### EXTRACTED RECORDS
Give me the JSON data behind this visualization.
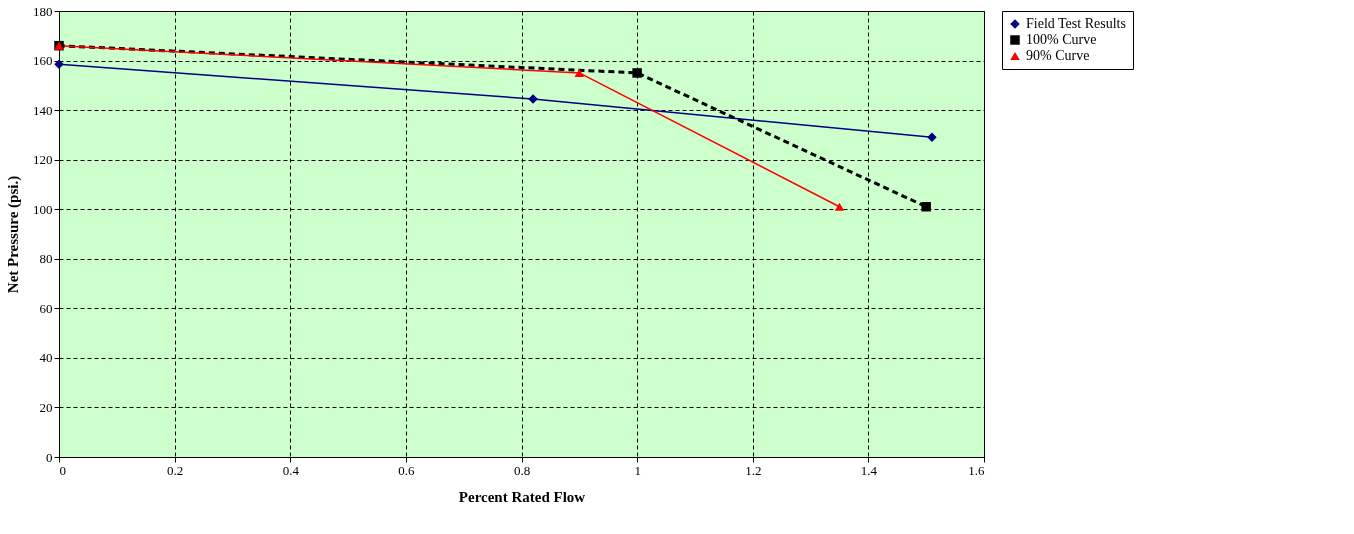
{
  "chart_data": {
    "type": "line",
    "xlabel": "Percent Rated Flow",
    "ylabel": "Net Pressure (psi.)",
    "xlim": [
      0,
      1.6
    ],
    "xticks": [
      0,
      0.2,
      0.4,
      0.6,
      0.8,
      1,
      1.2,
      1.4,
      1.6
    ],
    "ylim": [
      0,
      180
    ],
    "yticks": [
      0,
      20,
      40,
      60,
      80,
      100,
      120,
      140,
      160,
      180
    ],
    "grid": true,
    "legend": "top right",
    "series": [
      {
        "name": "Field Test Results",
        "color": "#000080",
        "marker": "diamond",
        "line_style": "solid",
        "x": [
          0,
          0.82,
          1.51
        ],
        "values": [
          158.5,
          144.5,
          129
        ]
      },
      {
        "name": "100% Curve",
        "color": "#000000",
        "marker": "square",
        "line_style": "dashed",
        "x": [
          0,
          1,
          1.5
        ],
        "values": [
          166,
          155,
          101
        ]
      },
      {
        "name": "90% Curve",
        "color": "#ff0000",
        "marker": "triangle",
        "line_style": "solid",
        "x": [
          0,
          0.9,
          1.35
        ],
        "values": [
          166,
          155,
          101
        ]
      }
    ]
  }
}
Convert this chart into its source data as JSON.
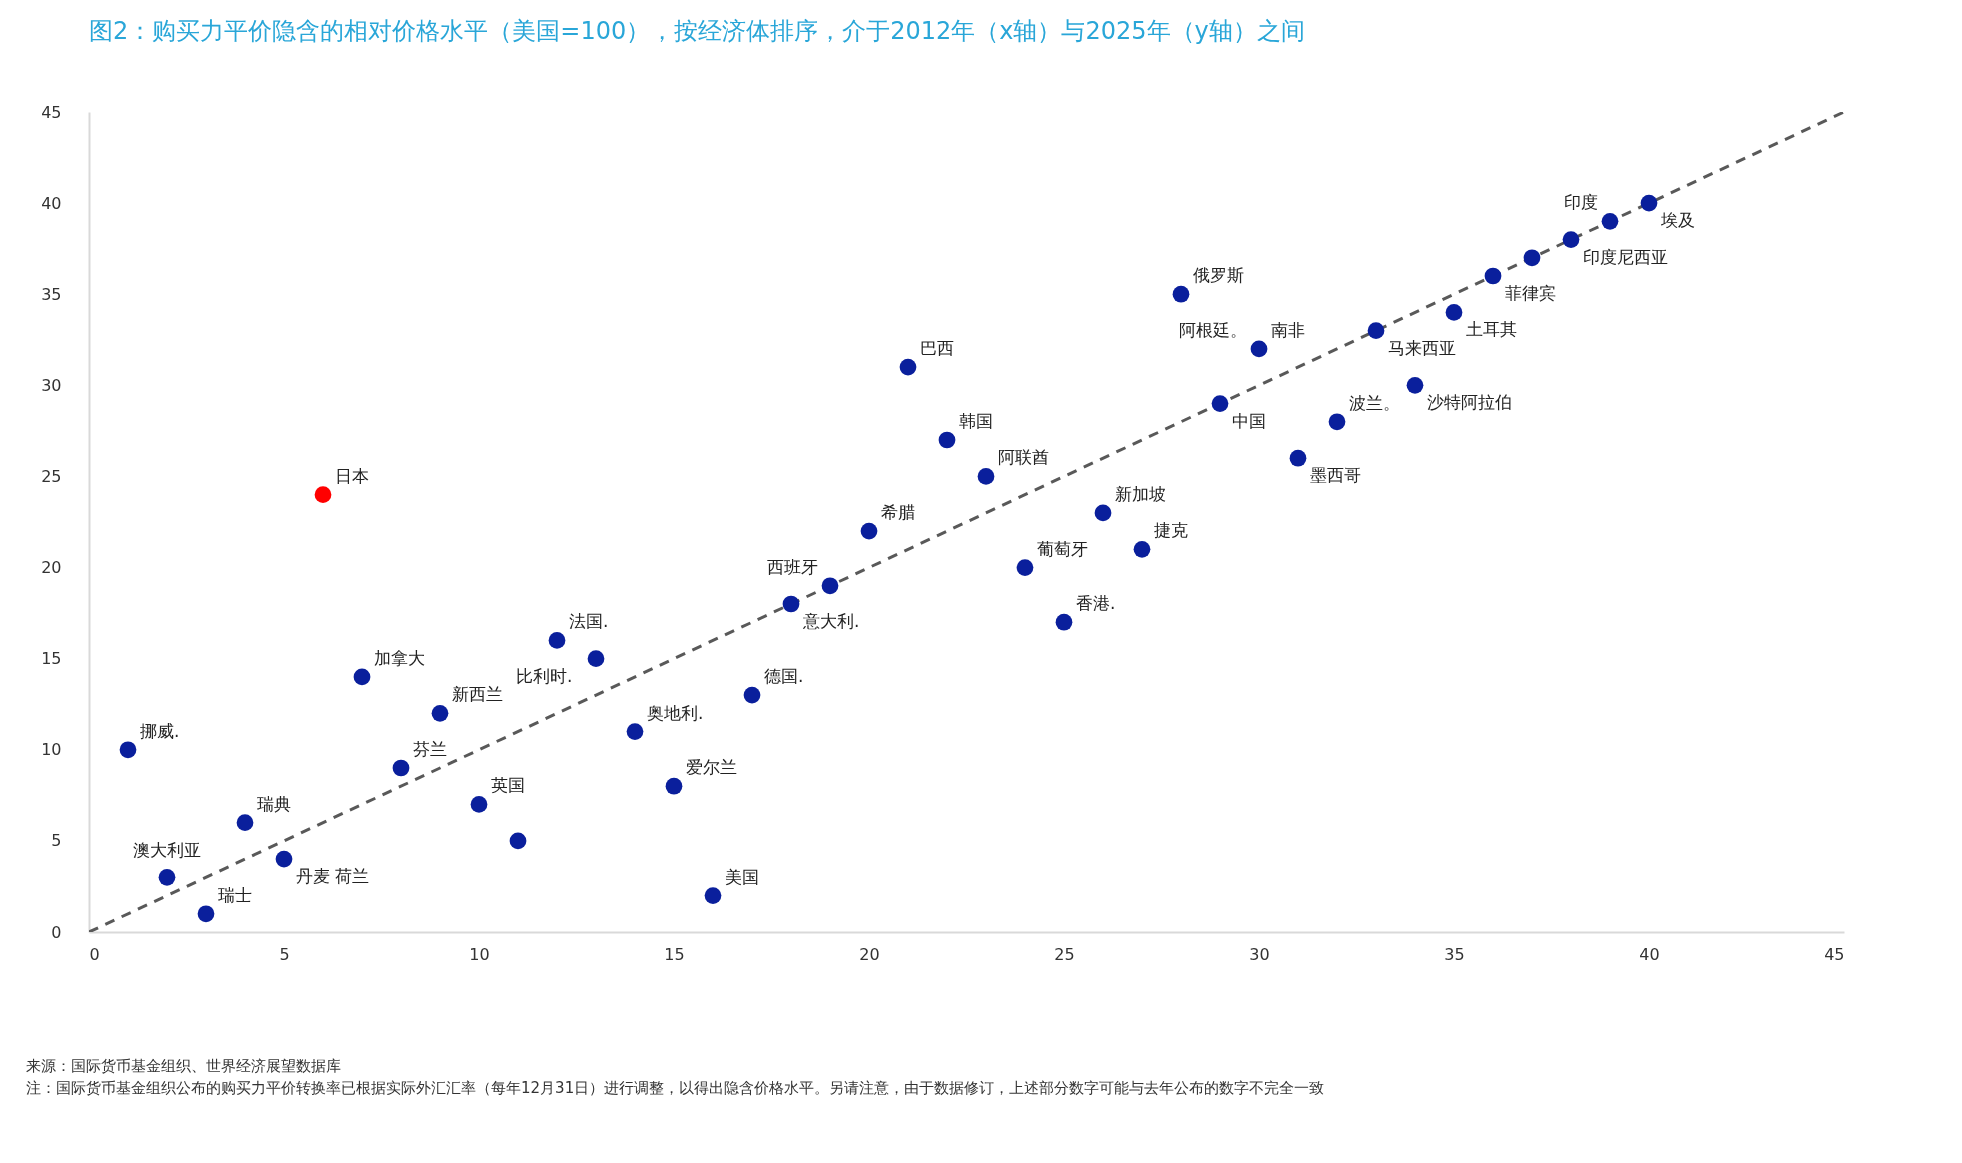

### GIVEN INSTRUCTION
Spot every line that holds "JSON" and copy it.

### EXERCISE ANSWER
Give me the JSON data behind this visualization.
Convert this chart into its source data as JSON.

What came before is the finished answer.